▶ **What is asked**:
How many lines in the records below hold the string "color"? Please answer with the number and nothing more.

▶ **Records for this task**:
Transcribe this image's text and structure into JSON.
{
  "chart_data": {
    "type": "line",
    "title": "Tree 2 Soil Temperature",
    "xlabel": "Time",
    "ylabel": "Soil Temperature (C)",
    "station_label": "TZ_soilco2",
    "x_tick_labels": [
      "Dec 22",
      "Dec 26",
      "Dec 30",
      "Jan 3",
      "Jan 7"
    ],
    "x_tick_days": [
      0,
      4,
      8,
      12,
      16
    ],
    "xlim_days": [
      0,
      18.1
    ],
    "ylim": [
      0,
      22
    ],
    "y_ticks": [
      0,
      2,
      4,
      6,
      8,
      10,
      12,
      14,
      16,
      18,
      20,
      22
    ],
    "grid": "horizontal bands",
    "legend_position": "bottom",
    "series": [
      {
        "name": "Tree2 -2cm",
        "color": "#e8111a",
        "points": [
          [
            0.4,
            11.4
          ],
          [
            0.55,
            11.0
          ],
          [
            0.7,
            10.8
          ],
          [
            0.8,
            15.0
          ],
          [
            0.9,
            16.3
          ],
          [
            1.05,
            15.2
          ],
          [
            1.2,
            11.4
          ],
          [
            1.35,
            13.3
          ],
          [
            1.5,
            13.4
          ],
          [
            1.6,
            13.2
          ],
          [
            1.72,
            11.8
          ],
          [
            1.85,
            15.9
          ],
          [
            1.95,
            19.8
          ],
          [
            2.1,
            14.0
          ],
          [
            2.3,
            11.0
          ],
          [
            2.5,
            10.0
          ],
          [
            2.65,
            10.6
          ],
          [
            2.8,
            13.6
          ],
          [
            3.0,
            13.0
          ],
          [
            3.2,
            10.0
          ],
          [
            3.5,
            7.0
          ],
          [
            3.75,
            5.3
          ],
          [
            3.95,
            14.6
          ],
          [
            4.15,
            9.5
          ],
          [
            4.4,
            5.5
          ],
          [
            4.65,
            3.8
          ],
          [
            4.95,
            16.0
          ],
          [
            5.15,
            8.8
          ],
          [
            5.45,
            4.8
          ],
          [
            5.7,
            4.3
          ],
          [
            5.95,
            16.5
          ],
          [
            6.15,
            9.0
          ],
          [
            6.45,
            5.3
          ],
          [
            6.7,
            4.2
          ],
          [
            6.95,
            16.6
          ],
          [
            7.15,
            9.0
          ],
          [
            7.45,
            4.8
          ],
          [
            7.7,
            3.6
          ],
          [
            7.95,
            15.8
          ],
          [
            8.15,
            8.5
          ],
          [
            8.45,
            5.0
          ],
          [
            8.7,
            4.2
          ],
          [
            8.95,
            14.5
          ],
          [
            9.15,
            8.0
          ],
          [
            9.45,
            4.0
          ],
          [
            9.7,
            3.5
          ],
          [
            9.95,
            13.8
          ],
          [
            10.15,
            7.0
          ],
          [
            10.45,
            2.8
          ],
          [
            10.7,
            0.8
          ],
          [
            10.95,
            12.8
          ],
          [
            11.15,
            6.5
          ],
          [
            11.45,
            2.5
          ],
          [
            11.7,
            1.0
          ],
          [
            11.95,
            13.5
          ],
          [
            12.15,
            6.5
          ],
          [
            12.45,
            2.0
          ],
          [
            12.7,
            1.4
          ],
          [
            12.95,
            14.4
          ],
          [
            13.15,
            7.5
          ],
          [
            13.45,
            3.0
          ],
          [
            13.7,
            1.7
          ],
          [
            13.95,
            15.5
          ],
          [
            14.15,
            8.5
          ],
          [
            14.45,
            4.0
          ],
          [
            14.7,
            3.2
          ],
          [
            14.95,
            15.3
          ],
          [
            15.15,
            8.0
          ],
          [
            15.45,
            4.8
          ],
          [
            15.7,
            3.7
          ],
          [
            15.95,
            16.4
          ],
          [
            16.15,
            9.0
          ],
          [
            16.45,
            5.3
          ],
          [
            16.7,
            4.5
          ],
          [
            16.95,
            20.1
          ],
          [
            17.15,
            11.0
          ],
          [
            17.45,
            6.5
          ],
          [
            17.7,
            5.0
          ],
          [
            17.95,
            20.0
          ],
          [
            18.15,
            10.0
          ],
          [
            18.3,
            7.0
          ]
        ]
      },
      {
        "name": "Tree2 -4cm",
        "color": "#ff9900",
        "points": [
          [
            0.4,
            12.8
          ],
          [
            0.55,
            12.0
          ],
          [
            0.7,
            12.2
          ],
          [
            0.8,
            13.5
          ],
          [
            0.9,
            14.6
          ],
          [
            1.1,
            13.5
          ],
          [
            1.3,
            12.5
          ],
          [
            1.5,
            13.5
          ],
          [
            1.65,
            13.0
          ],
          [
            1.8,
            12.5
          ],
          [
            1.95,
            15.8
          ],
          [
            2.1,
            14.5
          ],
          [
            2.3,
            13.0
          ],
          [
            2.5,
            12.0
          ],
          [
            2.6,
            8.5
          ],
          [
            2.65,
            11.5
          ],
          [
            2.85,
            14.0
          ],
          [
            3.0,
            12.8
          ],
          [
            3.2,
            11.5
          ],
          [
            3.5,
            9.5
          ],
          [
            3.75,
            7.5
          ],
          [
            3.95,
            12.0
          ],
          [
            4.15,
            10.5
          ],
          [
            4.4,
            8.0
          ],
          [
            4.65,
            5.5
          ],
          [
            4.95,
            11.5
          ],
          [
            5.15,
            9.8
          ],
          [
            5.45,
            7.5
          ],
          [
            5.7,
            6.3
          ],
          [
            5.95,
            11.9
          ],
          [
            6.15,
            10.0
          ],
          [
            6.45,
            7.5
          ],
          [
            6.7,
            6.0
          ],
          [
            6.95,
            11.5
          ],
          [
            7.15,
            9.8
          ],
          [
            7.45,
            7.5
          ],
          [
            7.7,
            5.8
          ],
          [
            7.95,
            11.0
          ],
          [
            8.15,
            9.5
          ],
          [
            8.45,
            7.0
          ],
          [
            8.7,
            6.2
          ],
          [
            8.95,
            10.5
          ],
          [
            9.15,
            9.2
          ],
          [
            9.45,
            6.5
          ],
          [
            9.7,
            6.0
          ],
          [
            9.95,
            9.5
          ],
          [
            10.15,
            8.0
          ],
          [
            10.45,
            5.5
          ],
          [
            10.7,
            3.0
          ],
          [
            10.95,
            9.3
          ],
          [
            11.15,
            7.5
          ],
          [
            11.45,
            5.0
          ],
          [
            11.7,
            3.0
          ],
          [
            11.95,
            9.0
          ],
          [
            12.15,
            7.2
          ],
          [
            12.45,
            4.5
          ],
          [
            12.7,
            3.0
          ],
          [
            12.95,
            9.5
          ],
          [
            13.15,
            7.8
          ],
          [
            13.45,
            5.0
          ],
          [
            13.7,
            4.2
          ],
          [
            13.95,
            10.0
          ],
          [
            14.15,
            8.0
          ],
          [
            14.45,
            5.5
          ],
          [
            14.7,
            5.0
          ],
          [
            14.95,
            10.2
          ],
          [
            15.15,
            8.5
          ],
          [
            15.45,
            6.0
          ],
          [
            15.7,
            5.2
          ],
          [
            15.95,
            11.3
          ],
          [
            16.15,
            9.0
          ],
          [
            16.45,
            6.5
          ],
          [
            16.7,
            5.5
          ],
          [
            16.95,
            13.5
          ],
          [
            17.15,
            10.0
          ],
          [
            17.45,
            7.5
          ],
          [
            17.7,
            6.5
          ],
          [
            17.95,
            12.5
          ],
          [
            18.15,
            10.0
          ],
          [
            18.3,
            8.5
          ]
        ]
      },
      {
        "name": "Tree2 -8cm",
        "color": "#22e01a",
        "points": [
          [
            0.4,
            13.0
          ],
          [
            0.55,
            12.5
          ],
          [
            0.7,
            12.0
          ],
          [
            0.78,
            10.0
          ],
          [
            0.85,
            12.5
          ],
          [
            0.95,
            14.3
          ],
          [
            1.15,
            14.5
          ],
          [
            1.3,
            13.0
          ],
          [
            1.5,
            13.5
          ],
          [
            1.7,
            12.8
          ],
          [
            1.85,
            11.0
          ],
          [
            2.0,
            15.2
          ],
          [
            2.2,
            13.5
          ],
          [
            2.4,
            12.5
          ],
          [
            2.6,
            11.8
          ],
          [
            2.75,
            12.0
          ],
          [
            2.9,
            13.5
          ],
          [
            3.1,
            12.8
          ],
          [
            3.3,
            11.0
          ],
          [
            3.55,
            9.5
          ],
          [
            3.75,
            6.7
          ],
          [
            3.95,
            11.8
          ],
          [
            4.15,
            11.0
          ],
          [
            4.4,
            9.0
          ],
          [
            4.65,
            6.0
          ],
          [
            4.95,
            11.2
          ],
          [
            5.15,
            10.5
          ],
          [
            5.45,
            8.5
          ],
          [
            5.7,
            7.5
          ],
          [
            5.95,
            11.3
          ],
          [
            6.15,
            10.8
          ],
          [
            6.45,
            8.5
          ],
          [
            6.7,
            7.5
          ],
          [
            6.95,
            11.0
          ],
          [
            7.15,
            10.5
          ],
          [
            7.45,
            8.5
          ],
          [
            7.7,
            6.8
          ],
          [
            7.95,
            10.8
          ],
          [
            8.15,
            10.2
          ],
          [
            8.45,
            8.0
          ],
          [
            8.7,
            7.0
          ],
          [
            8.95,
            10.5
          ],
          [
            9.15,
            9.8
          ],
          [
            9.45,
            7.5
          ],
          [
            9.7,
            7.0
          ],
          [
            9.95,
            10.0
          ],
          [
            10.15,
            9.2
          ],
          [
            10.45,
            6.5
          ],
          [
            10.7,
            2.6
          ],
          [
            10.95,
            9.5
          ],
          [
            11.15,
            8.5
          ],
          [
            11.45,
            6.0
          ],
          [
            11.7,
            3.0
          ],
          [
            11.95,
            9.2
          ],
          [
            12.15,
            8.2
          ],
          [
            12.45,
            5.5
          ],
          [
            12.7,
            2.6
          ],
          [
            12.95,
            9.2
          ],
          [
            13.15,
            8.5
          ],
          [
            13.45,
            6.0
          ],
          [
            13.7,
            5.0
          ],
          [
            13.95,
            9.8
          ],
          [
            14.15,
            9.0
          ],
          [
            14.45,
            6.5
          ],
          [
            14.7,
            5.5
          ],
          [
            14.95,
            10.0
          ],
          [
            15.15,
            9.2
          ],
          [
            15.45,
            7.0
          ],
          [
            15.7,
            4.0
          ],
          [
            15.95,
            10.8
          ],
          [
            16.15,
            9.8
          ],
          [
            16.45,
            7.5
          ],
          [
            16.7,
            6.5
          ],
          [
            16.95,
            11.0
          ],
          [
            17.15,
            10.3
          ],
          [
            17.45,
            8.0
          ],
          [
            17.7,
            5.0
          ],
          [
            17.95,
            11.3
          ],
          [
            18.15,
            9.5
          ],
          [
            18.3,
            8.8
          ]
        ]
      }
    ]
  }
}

▶ **Final result**:
3